- **What to produce**:
Every entry must be echoed exactly.

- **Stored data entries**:
▬▬▬
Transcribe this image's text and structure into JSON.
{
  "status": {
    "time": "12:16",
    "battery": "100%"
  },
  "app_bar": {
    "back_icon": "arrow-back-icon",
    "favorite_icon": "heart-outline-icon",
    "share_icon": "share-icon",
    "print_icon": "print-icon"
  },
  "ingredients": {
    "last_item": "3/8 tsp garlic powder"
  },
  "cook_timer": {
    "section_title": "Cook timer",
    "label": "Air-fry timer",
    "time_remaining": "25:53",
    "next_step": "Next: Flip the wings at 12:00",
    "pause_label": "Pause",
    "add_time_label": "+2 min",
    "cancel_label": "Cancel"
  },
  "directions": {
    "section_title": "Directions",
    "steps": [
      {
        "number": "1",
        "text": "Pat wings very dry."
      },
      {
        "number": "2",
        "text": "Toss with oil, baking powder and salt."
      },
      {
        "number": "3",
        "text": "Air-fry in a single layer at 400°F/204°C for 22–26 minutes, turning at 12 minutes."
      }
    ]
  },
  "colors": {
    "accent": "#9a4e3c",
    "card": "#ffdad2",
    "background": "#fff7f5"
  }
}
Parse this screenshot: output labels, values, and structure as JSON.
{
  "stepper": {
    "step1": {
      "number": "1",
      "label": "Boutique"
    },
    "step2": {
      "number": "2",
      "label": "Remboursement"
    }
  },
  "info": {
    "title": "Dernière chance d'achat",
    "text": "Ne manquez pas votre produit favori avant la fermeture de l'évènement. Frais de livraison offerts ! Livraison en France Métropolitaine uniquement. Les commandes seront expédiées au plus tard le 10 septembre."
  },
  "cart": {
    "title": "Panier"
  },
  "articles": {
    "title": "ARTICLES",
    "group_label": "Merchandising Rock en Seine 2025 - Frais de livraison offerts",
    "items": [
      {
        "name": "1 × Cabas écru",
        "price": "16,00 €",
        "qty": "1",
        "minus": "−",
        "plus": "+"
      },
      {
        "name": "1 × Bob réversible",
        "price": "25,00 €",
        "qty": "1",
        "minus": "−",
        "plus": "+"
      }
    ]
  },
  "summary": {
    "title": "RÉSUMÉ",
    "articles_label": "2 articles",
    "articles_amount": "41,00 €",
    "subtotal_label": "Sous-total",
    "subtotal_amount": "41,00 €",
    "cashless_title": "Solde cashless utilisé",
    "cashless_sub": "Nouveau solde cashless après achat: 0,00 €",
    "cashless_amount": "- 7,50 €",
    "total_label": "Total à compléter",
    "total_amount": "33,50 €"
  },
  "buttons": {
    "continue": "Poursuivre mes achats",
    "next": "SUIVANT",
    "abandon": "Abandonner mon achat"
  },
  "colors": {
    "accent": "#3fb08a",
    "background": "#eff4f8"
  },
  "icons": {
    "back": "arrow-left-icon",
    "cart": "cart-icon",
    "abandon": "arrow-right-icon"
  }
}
▬▬▬
- **Written solution**:
Transcribe this image's text and structure into JSON.
{
  "status": {
    "time": "12:16",
    "battery": "100%"
  },
  "app_bar": {
    "back_icon": "arrow-back-icon",
    "favorite_icon": "heart-outline-icon",
    "share_icon": "share-icon",
    "print_icon": "print-icon"
  },
  "ingredients": {
    "last_item": "3/8 tsp garlic powder"
  },
  "cook_timer": {
    "section_title": "Cook timer",
    "label": "Air-fry timer",
    "time_remaining": "25:53",
    "next_step": "Next: Flip the wings at 12:00",
    "pause_label": "Pause",
    "add_time_label": "+2 min",
    "cancel_label": "Cancel"
  },
  "directions": {
    "section_title": "Directions",
    "steps": [
      {
        "number": "1",
        "text": "Pat wings very dry."
      },
      {
        "number": "2",
        "text": "Toss with oil, baking powder and salt."
      },
      {
        "number": "3",
        "text": "Air-fry in a single layer at 400°F/204°C for 22–26 minutes, turning at 12 minutes."
      }
    ]
  },
  "colors": {
    "accent": "#9a4e3c",
    "card": "#ffdad2",
    "background": "#fff7f5"
  }
}
Parse this screenshot: output labels, values, and structure as JSON.
{
  "stepper": {
    "step1": {
      "number": "1",
      "label": "Boutique"
    },
    "step2": {
      "number": "2",
      "label": "Remboursement"
    }
  },
  "info": {
    "title": "Dernière chance d'achat",
    "text": "Ne manquez pas votre produit favori avant la fermeture de l'évènement. Frais de livraison offerts ! Livraison en France Métropolitaine uniquement. Les commandes seront expédiées au plus tard le 10 septembre."
  },
  "cart": {
    "title": "Panier"
  },
  "articles": {
    "title": "ARTICLES",
    "group_label": "Merchandising Rock en Seine 2025 - Frais de livraison offerts",
    "items": [
      {
        "name": "1 × Cabas écru",
        "price": "16,00 €",
        "qty": "1",
        "minus": "−",
        "plus": "+"
      },
      {
        "name": "1 × Bob réversible",
        "price": "25,00 €",
        "qty": "1",
        "minus": "−",
        "plus": "+"
      }
    ]
  },
  "summary": {
    "title": "RÉSUMÉ",
    "articles_label": "2 articles",
    "articles_amount": "41,00 €",
    "subtotal_label": "Sous-total",
    "subtotal_amount": "41,00 €",
    "cashless_title": "Solde cashless utilisé",
    "cashless_sub": "Nouveau solde cashless après achat: 0,00 €",
    "cashless_amount": "- 7,50 €",
    "total_label": "Total à compléter",
    "total_amount": "33,50 €"
  },
  "buttons": {
    "continue": "Poursuivre mes achats",
    "next": "SUIVANT",
    "abandon": "Abandonner mon achat"
  },
  "colors": {
    "accent": "#3fb08a",
    "background": "#eff4f8"
  },
  "icons": {
    "back": "arrow-left-icon",
    "cart": "cart-icon",
    "abandon": "arrow-right-icon"
  }
}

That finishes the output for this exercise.